> [Exercise] Begin with the line that contains "Parse this chart and return its data as JSON." and transcribe each line after it, up to and including the last line of the listing below.

> [Task data]
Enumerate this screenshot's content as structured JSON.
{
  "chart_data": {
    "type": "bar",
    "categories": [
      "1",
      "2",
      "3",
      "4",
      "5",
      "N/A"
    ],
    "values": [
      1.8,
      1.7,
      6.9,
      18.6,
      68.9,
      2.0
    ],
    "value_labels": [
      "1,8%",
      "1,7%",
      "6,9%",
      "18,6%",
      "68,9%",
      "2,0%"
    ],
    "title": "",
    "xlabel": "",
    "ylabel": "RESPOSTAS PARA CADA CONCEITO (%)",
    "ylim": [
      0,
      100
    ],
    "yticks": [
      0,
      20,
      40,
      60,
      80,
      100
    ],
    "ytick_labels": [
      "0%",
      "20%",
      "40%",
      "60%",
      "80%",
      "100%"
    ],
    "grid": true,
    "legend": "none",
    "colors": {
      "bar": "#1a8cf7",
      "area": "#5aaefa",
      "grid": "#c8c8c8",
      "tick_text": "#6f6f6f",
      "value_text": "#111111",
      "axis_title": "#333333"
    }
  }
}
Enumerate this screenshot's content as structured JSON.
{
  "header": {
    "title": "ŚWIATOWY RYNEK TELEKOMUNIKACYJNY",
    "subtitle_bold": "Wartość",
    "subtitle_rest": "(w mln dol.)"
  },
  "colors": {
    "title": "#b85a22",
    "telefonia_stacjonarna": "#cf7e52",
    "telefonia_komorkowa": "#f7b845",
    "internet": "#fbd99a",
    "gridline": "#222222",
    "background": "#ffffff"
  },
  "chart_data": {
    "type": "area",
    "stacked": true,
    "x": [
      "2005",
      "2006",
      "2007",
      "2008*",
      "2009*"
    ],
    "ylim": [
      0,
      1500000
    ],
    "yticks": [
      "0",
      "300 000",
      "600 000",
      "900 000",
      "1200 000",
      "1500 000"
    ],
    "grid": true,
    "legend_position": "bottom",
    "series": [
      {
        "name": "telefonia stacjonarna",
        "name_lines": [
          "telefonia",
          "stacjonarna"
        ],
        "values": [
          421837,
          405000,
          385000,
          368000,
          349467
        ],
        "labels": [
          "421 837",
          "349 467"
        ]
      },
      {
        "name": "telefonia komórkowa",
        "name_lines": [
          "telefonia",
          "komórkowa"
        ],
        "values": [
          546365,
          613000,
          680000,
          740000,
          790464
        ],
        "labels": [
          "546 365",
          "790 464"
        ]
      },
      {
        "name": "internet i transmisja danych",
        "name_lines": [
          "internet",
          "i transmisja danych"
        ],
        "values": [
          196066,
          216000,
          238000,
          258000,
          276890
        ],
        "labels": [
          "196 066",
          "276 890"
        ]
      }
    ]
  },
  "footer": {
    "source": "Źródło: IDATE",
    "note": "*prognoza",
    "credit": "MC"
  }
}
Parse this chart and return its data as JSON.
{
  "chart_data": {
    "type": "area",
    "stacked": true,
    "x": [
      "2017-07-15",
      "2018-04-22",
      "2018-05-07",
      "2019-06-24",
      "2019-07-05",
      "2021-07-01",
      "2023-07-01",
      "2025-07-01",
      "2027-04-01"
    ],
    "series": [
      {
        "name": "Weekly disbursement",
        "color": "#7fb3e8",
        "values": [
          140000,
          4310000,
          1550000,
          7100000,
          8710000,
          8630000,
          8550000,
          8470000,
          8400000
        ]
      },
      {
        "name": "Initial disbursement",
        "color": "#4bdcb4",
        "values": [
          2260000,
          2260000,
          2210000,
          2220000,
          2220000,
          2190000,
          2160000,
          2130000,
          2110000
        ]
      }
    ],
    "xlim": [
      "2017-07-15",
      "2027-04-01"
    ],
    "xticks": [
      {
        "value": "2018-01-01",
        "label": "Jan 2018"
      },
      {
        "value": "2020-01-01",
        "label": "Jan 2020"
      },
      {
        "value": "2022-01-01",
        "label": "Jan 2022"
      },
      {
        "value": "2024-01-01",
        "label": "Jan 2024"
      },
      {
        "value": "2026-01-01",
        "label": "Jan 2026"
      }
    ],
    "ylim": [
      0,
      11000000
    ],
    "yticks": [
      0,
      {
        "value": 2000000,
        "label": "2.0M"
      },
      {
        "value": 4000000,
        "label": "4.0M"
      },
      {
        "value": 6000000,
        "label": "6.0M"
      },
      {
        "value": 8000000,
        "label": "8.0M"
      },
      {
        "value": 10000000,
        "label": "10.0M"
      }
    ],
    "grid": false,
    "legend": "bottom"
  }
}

> [Task solution]
Parse this chart and return its data as JSON.
{
  "chart_data": {
    "type": "area",
    "stacked": true,
    "x": [
      "2017-07-15",
      "2018-04-22",
      "2018-05-07",
      "2019-06-24",
      "2019-07-05",
      "2021-07-01",
      "2023-07-01",
      "2025-07-01",
      "2027-04-01"
    ],
    "series": [
      {
        "name": "Weekly disbursement",
        "color": "#7fb3e8",
        "values": [
          140000,
          4310000,
          1550000,
          7100000,
          8710000,
          8630000,
          8550000,
          8470000,
          8400000
        ]
      },
      {
        "name": "Initial disbursement",
        "color": "#4bdcb4",
        "values": [
          2260000,
          2260000,
          2210000,
          2220000,
          2220000,
          2190000,
          2160000,
          2130000,
          2110000
        ]
      }
    ],
    "xlim": [
      "2017-07-15",
      "2027-04-01"
    ],
    "xticks": [
      {
        "value": "2018-01-01",
        "label": "Jan 2018"
      },
      {
        "value": "2020-01-01",
        "label": "Jan 2020"
      },
      {
        "value": "2022-01-01",
        "label": "Jan 2022"
      },
      {
        "value": "2024-01-01",
        "label": "Jan 2024"
      },
      {
        "value": "2026-01-01",
        "label": "Jan 2026"
      }
    ],
    "ylim": [
      0,
      11000000
    ],
    "yticks": [
      0,
      {
        "value": 2000000,
        "label": "2.0M"
      },
      {
        "value": 4000000,
        "label": "4.0M"
      },
      {
        "value": 6000000,
        "label": "6.0M"
      },
      {
        "value": 8000000,
        "label": "8.0M"
      },
      {
        "value": 10000000,
        "label": "10.0M"
      }
    ],
    "grid": false,
    "legend": "bottom"
  }
}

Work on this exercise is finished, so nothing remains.